■ Given entries:
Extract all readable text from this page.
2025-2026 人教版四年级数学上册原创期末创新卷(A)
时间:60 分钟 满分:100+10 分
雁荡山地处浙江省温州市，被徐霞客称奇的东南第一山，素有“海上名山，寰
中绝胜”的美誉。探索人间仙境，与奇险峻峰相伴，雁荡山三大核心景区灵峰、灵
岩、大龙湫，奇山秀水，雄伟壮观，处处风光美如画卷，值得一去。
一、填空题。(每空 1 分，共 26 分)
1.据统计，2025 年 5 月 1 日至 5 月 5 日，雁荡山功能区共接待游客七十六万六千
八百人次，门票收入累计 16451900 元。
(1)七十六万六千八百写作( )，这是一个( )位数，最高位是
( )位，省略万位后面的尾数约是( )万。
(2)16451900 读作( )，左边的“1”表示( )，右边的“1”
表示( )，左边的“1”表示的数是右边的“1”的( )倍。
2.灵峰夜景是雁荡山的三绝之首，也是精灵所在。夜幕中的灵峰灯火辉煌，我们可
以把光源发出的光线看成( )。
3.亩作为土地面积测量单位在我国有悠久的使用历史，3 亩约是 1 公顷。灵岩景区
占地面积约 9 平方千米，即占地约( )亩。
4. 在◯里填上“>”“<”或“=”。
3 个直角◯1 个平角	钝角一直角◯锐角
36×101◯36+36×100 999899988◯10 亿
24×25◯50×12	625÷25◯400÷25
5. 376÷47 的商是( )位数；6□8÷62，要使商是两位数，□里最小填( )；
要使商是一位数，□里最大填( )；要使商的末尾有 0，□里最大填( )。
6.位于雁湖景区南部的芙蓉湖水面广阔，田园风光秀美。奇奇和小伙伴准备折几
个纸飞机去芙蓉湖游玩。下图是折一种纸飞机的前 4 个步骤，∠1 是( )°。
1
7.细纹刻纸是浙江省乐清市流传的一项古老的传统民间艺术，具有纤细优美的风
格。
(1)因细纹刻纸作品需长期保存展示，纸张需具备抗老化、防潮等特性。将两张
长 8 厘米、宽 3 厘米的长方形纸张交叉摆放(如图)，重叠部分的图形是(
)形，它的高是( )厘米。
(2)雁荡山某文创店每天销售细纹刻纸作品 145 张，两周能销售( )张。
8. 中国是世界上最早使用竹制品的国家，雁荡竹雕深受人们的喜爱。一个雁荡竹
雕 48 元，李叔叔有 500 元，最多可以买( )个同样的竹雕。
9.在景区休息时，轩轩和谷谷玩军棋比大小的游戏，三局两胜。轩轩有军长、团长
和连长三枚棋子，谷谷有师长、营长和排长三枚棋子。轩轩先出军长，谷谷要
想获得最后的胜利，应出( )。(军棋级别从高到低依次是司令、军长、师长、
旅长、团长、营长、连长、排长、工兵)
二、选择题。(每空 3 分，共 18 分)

■ What the task asks:
Transcribe all entries exactly as they are given.

■ Finished answer:
Extract all readable text from this page.
2025-2026 人教版四年级数学上册原创期末创新卷(A)
时间:60 分钟 满分:100+10 分
雁荡山地处浙江省温州市，被徐霞客称奇的东南第一山，素有“海上名山，寰
中绝胜”的美誉。探索人间仙境，与奇险峻峰相伴，雁荡山三大核心景区灵峰、灵
岩、大龙湫，奇山秀水，雄伟壮观，处处风光美如画卷，值得一去。
一、填空题。(每空 1 分，共 26 分)
1.据统计，2025 年 5 月 1 日至 5 月 5 日，雁荡山功能区共接待游客七十六万六千
八百人次，门票收入累计 16451900 元。
(1)七十六万六千八百写作( )，这是一个( )位数，最高位是
( )位，省略万位后面的尾数约是( )万。
(2)16451900 读作( )，左边的“1”表示( )，右边的“1”
表示( )，左边的“1”表示的数是右边的“1”的( )倍。
2.灵峰夜景是雁荡山的三绝之首，也是精灵所在。夜幕中的灵峰灯火辉煌，我们可
以把光源发出的光线看成( )。
3.亩作为土地面积测量单位在我国有悠久的使用历史，3 亩约是 1 公顷。灵岩景区
占地面积约 9 平方千米，即占地约( )亩。
4. 在◯里填上“>”“<”或“=”。
3 个直角◯1 个平角	钝角一直角◯锐角
36×101◯36+36×100 999899988◯10 亿
24×25◯50×12	625÷25◯400÷25
5. 376÷47 的商是( )位数；6□8÷62，要使商是两位数，□里最小填( )；
要使商是一位数，□里最大填( )；要使商的末尾有 0，□里最大填( )。
6.位于雁湖景区南部的芙蓉湖水面广阔，田园风光秀美。奇奇和小伙伴准备折几
个纸飞机去芙蓉湖游玩。下图是折一种纸飞机的前 4 个步骤，∠1 是( )°。
1
7.细纹刻纸是浙江省乐清市流传的一项古老的传统民间艺术，具有纤细优美的风
格。
(1)因细纹刻纸作品需长期保存展示，纸张需具备抗老化、防潮等特性。将两张
长 8 厘米、宽 3 厘米的长方形纸张交叉摆放(如图)，重叠部分的图形是(
)形，它的高是( )厘米。
(2)雁荡山某文创店每天销售细纹刻纸作品 145 张，两周能销售( )张。
8. 中国是世界上最早使用竹制品的国家，雁荡竹雕深受人们的喜爱。一个雁荡竹
雕 48 元，李叔叔有 500 元，最多可以买( )个同样的竹雕。
9.在景区休息时，轩轩和谷谷玩军棋比大小的游戏，三局两胜。轩轩有军长、团长
和连长三枚棋子，谷谷有师长、营长和排长三枚棋子。轩轩先出军长，谷谷要
想获得最后的胜利，应出( )。(军棋级别从高到低依次是司令、军长、师长、
旅长、团长、营长、连长、排长、工兵)
二、选择题。(每空 3 分，共 18 分)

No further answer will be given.